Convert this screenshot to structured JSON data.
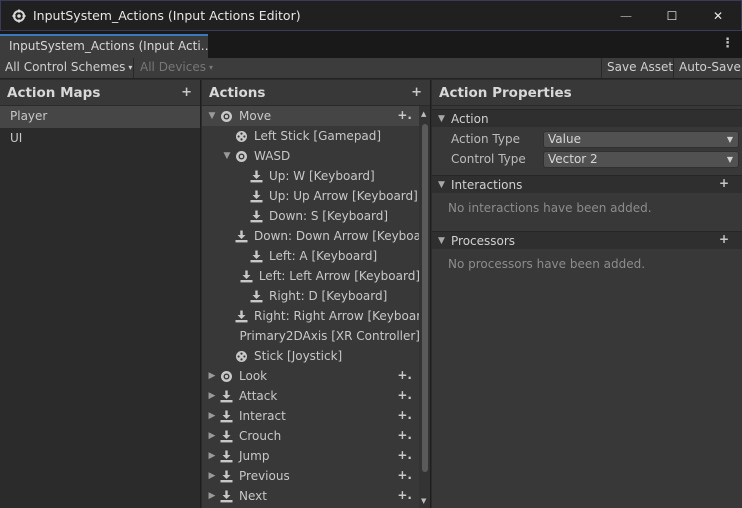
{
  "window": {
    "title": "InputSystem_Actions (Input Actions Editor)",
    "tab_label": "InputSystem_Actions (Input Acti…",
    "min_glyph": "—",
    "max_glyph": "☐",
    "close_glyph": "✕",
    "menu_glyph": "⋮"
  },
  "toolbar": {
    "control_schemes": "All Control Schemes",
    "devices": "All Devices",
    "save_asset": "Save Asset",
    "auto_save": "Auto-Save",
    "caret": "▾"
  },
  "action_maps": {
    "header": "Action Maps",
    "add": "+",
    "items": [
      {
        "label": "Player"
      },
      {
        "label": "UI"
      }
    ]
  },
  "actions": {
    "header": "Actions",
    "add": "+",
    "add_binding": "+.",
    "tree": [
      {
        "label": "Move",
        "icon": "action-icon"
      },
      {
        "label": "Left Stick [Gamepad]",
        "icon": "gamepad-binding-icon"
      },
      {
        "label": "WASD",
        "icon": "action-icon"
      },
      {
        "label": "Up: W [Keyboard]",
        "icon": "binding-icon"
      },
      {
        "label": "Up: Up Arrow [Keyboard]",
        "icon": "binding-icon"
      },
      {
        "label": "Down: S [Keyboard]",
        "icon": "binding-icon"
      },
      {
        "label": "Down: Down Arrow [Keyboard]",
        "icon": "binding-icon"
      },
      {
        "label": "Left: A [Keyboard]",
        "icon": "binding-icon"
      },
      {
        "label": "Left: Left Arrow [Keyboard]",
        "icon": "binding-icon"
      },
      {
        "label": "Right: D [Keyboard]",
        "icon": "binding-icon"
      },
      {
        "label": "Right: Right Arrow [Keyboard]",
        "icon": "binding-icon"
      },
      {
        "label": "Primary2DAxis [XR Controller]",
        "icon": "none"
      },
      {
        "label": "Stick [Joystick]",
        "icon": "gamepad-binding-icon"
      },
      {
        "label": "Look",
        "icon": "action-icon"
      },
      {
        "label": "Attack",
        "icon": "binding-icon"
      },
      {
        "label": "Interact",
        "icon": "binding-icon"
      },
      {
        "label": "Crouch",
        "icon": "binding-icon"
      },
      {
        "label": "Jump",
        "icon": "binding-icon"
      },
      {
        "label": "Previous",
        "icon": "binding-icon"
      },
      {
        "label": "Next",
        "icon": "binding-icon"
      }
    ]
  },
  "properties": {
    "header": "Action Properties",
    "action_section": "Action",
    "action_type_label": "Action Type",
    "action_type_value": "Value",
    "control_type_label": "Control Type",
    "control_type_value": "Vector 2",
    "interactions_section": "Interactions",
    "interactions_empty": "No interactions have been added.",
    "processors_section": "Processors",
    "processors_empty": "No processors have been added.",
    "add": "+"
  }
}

SHORT PROBLEM: Extract from the material all lines containing the string "header".

ANSWER IN FULL:
    "header": "Action Maps",
    "header": "Actions",
    "header": "Action Properties",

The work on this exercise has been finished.